Given instruction:
Every record below is to be retyped exactly.

Records from a data collection
* BEGIN *
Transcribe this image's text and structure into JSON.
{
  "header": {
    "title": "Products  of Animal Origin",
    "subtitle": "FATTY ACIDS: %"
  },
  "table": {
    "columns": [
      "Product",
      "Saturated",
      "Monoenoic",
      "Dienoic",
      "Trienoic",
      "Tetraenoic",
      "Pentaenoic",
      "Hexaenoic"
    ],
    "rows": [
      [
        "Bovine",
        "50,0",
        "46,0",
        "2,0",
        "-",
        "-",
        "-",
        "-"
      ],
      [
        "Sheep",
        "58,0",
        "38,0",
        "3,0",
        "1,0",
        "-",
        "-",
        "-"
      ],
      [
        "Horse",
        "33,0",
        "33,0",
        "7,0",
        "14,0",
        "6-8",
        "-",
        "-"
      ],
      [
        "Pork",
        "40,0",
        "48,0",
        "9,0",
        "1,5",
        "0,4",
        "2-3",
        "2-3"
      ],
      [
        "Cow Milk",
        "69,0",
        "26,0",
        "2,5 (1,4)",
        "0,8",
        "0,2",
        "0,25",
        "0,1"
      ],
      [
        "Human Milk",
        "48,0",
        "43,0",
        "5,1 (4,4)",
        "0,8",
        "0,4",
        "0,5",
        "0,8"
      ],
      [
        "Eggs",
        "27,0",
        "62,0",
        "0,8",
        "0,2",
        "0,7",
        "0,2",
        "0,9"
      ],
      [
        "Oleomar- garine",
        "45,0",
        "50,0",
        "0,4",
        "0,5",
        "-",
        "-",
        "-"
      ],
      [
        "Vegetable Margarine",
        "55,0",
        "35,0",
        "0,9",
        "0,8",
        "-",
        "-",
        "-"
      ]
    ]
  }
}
* END *
Result:
Transcribe this image's text and structure into JSON.
{
  "header": {
    "title": "Products  of Animal Origin",
    "subtitle": "FATTY ACIDS: %"
  },
  "table": {
    "columns": [
      "Product",
      "Saturated",
      "Monoenoic",
      "Dienoic",
      "Trienoic",
      "Tetraenoic",
      "Pentaenoic",
      "Hexaenoic"
    ],
    "rows": [
      [
        "Bovine",
        "50,0",
        "46,0",
        "2,0",
        "-",
        "-",
        "-",
        "-"
      ],
      [
        "Sheep",
        "58,0",
        "38,0",
        "3,0",
        "1,0",
        "-",
        "-",
        "-"
      ],
      [
        "Horse",
        "33,0",
        "33,0",
        "7,0",
        "14,0",
        "6-8",
        "-",
        "-"
      ],
      [
        "Pork",
        "40,0",
        "48,0",
        "9,0",
        "1,5",
        "0,4",
        "2-3",
        "2-3"
      ],
      [
        "Cow Milk",
        "69,0",
        "26,0",
        "2,5 (1,4)",
        "0,8",
        "0,2",
        "0,25",
        "0,1"
      ],
      [
        "Human Milk",
        "48,0",
        "43,0",
        "5,1 (4,4)",
        "0,8",
        "0,4",
        "0,5",
        "0,8"
      ],
      [
        "Eggs",
        "27,0",
        "62,0",
        "0,8",
        "0,2",
        "0,7",
        "0,2",
        "0,9"
      ],
      [
        "Oleomar- garine",
        "45,0",
        "50,0",
        "0,4",
        "0,5",
        "-",
        "-",
        "-"
      ],
      [
        "Vegetable Margarine",
        "55,0",
        "35,0",
        "0,9",
        "0,8",
        "-",
        "-",
        "-"
      ]
    ]
  }
}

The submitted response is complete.